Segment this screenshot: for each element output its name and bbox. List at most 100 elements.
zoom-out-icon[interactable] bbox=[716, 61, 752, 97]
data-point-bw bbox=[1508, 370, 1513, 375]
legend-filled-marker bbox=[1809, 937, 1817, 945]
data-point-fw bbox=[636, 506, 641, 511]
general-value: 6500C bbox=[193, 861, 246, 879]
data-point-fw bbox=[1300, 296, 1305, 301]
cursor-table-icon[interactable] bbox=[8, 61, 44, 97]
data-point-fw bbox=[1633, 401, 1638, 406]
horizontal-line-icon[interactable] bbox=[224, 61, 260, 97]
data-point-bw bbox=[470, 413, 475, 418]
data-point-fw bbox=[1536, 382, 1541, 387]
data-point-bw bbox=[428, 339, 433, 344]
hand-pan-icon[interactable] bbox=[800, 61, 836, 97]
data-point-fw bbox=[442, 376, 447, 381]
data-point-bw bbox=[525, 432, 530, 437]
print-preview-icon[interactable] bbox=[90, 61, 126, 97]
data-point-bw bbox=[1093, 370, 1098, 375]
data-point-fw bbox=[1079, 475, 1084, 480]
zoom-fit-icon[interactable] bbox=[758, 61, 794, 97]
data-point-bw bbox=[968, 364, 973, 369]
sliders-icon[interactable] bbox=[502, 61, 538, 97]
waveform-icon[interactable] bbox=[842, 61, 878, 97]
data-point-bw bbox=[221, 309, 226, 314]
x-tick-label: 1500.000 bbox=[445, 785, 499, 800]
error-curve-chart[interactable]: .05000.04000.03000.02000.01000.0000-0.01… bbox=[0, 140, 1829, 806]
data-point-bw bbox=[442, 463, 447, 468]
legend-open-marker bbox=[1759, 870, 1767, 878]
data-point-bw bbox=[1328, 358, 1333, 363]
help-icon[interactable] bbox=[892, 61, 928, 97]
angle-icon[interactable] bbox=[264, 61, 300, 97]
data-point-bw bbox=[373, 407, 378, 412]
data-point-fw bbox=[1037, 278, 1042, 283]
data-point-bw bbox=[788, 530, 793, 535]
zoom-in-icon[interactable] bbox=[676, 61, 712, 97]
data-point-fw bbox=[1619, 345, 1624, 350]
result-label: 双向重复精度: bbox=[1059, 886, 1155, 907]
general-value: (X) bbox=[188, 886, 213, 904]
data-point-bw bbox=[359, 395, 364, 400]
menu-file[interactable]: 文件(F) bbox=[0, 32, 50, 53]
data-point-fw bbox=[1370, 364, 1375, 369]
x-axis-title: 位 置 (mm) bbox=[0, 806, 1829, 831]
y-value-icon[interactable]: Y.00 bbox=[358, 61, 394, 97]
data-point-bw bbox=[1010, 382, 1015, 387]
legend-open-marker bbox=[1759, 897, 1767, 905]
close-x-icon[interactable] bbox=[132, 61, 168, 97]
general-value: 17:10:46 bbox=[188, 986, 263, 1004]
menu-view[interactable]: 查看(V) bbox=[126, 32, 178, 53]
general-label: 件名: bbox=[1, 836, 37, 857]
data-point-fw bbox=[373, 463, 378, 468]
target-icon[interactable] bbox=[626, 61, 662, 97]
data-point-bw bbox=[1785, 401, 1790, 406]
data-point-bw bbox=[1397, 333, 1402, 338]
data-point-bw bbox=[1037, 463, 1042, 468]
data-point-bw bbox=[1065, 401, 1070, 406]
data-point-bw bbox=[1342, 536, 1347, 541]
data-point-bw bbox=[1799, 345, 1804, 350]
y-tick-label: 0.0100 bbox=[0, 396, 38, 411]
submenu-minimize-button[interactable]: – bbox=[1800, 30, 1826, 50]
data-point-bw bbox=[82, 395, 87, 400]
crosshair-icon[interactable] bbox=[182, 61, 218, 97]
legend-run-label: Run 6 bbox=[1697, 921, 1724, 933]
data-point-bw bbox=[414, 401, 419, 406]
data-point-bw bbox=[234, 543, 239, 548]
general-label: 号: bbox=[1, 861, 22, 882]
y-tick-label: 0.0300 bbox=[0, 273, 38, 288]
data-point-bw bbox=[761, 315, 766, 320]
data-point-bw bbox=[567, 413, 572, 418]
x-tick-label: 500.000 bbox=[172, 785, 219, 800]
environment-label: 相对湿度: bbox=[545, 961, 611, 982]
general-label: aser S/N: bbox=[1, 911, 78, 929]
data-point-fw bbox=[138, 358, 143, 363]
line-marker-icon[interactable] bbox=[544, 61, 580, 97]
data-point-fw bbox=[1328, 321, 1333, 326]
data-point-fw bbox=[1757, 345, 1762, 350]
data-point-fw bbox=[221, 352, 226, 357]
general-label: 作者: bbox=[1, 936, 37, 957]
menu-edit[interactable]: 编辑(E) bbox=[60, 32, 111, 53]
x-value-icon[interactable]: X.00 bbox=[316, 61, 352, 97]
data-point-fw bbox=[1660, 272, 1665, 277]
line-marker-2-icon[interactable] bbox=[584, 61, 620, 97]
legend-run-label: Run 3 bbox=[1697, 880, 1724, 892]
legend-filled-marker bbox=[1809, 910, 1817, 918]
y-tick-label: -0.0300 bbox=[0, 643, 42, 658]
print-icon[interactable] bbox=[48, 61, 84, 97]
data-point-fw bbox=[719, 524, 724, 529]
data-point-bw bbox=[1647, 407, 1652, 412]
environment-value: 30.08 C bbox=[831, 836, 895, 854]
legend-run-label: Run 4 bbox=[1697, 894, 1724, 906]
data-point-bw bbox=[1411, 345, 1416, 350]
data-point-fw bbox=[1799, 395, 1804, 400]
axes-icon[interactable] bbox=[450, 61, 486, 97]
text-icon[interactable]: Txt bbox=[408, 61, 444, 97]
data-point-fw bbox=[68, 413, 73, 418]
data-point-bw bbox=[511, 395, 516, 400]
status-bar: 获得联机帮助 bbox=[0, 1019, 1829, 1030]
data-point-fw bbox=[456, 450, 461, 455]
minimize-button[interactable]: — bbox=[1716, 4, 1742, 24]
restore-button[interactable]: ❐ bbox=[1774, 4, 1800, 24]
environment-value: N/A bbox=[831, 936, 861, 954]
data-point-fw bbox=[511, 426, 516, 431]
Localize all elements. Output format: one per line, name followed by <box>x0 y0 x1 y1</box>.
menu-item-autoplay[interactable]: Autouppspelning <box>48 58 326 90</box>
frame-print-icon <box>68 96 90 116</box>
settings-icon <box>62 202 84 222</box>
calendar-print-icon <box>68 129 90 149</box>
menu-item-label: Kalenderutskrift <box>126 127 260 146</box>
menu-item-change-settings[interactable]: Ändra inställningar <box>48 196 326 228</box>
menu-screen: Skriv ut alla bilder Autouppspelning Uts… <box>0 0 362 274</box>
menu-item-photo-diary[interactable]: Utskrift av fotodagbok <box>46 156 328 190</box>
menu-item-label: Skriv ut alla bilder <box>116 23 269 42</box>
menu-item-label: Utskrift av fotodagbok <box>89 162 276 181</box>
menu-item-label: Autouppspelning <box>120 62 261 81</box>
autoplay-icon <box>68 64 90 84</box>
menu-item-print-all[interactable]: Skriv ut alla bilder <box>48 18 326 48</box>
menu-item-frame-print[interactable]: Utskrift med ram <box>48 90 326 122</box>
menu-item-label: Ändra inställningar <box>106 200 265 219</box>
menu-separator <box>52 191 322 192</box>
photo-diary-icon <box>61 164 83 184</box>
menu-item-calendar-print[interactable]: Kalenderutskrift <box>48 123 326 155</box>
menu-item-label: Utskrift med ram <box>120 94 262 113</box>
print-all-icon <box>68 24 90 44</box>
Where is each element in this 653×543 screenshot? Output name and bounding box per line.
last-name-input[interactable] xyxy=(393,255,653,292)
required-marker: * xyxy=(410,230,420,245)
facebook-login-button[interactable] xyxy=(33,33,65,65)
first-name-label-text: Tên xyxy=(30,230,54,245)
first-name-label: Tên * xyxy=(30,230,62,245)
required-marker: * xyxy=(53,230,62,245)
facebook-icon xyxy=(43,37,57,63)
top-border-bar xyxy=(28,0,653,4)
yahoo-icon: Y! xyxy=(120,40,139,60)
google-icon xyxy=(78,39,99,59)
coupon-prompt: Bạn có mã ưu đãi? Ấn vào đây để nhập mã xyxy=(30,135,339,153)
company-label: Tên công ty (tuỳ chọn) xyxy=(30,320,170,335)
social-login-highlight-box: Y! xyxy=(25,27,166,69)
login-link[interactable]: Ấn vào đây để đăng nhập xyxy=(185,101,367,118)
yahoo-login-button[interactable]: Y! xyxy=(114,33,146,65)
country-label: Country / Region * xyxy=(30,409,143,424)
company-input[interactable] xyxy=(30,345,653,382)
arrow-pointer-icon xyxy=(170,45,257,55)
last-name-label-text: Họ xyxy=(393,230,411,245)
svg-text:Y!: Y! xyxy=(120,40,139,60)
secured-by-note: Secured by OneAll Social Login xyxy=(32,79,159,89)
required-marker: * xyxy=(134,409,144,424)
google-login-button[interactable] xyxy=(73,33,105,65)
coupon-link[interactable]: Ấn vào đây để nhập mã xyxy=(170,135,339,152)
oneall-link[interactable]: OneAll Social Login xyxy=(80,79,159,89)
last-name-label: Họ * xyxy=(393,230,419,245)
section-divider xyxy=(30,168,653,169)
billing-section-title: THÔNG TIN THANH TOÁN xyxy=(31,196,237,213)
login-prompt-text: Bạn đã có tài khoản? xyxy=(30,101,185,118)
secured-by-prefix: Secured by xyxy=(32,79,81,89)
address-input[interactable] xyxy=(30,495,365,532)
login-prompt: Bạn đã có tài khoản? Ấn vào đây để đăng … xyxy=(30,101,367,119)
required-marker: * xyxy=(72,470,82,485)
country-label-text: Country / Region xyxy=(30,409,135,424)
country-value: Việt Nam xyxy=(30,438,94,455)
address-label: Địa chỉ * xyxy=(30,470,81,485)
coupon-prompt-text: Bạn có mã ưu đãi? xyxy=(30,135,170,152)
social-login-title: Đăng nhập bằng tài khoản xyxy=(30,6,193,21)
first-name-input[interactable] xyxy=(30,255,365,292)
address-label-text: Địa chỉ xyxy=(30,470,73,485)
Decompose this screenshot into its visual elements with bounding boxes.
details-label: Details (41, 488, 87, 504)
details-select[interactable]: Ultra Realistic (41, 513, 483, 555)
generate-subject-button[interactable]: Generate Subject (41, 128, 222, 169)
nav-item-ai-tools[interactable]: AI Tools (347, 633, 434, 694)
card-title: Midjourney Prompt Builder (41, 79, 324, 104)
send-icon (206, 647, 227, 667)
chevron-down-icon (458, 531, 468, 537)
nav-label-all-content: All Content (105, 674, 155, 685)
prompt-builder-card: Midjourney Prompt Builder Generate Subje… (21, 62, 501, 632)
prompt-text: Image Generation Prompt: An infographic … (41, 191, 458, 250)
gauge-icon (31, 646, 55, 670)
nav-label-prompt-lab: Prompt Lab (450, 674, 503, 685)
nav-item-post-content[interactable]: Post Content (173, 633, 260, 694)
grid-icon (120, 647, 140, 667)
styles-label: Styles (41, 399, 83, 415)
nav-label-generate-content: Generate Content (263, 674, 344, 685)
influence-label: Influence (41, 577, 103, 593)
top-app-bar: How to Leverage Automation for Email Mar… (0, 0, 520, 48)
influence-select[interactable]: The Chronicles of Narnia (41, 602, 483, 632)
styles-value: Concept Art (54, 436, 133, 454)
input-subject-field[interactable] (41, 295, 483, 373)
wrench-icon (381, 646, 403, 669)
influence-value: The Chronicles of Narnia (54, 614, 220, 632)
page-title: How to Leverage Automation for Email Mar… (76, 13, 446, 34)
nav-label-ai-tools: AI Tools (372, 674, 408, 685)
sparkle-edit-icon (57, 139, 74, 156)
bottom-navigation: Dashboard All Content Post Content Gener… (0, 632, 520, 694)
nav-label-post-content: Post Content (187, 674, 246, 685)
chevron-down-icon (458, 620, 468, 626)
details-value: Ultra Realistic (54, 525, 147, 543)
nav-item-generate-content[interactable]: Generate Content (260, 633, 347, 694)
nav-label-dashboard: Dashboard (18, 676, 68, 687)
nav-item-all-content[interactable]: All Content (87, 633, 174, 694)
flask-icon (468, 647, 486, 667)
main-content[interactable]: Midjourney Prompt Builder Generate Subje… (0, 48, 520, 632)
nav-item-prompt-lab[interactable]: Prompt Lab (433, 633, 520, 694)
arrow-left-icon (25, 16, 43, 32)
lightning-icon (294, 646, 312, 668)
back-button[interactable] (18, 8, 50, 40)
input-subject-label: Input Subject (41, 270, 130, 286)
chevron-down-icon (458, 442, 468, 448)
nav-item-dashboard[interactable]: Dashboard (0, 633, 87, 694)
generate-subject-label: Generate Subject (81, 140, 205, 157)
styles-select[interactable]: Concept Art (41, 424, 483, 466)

*Stated problem*
Copy out the records from the start through the line that contains "data-point-fw bbox=[1633, 401, 1638, 406]", keeping every line the same.

*Finished exercise*
Segment this screenshot: for each element output its name and bbox. List at most 100 elements.
zoom-out-icon[interactable] bbox=[716, 61, 752, 97]
data-point-bw bbox=[1508, 370, 1513, 375]
legend-filled-marker bbox=[1809, 937, 1817, 945]
data-point-fw bbox=[636, 506, 641, 511]
general-value: 6500C bbox=[193, 861, 246, 879]
data-point-fw bbox=[1300, 296, 1305, 301]
cursor-table-icon[interactable] bbox=[8, 61, 44, 97]
data-point-fw bbox=[1633, 401, 1638, 406]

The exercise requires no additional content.